═════ Data to use

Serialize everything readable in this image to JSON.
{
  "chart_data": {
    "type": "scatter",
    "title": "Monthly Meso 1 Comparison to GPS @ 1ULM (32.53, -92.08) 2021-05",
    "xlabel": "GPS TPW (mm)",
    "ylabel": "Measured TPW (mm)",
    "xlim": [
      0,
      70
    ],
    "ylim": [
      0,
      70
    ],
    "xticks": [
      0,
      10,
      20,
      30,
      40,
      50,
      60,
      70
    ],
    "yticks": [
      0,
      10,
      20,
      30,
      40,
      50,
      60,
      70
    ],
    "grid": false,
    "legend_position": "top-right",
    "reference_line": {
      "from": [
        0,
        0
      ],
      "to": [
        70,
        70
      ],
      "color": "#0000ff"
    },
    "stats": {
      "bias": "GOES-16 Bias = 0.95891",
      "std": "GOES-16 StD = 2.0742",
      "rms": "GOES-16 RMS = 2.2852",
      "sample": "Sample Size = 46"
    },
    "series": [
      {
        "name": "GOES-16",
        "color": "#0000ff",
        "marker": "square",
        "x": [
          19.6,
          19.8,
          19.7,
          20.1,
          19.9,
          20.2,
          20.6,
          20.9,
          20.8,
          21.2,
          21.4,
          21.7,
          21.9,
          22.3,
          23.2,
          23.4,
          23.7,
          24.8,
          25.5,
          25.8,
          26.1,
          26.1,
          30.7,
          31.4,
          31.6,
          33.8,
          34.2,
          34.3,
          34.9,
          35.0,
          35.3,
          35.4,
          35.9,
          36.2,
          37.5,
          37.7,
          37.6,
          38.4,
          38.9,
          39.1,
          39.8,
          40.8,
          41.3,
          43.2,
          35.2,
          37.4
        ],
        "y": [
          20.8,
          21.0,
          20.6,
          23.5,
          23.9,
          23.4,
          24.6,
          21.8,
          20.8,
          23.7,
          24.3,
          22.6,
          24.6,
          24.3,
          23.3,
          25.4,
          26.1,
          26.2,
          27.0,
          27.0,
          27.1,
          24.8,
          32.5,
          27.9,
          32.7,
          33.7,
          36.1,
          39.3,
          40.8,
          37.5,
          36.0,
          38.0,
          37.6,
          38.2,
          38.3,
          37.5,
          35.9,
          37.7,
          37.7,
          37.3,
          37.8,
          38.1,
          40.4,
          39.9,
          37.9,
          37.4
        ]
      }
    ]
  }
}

══════════

> To be done: Write out every entry again, keeping each line exactly the same.

> Result:
Serialize everything readable in this image to JSON.
{
  "chart_data": {
    "type": "scatter",
    "title": "Monthly Meso 1 Comparison to GPS @ 1ULM (32.53, -92.08) 2021-05",
    "xlabel": "GPS TPW (mm)",
    "ylabel": "Measured TPW (mm)",
    "xlim": [
      0,
      70
    ],
    "ylim": [
      0,
      70
    ],
    "xticks": [
      0,
      10,
      20,
      30,
      40,
      50,
      60,
      70
    ],
    "yticks": [
      0,
      10,
      20,
      30,
      40,
      50,
      60,
      70
    ],
    "grid": false,
    "legend_position": "top-right",
    "reference_line": {
      "from": [
        0,
        0
      ],
      "to": [
        70,
        70
      ],
      "color": "#0000ff"
    },
    "stats": {
      "bias": "GOES-16 Bias = 0.95891",
      "std": "GOES-16 StD = 2.0742",
      "rms": "GOES-16 RMS = 2.2852",
      "sample": "Sample Size = 46"
    },
    "series": [
      {
        "name": "GOES-16",
        "color": "#0000ff",
        "marker": "square",
        "x": [
          19.6,
          19.8,
          19.7,
          20.1,
          19.9,
          20.2,
          20.6,
          20.9,
          20.8,
          21.2,
          21.4,
          21.7,
          21.9,
          22.3,
          23.2,
          23.4,
          23.7,
          24.8,
          25.5,
          25.8,
          26.1,
          26.1,
          30.7,
          31.4,
          31.6,
          33.8,
          34.2,
          34.3,
          34.9,
          35.0,
          35.3,
          35.4,
          35.9,
          36.2,
          37.5,
          37.7,
          37.6,
          38.4,
          38.9,
          39.1,
          39.8,
          40.8,
          41.3,
          43.2,
          35.2,
          37.4
        ],
        "y": [
          20.8,
          21.0,
          20.6,
          23.5,
          23.9,
          23.4,
          24.6,
          21.8,
          20.8,
          23.7,
          24.3,
          22.6,
          24.6,
          24.3,
          23.3,
          25.4,
          26.1,
          26.2,
          27.0,
          27.0,
          27.1,
          24.8,
          32.5,
          27.9,
          32.7,
          33.7,
          36.1,
          39.3,
          40.8,
          37.5,
          36.0,
          38.0,
          37.6,
          38.2,
          38.3,
          37.5,
          35.9,
          37.7,
          37.7,
          37.3,
          37.8,
          38.1,
          40.4,
          39.9,
          37.9,
          37.4
        ]
      }
    ]
  }
}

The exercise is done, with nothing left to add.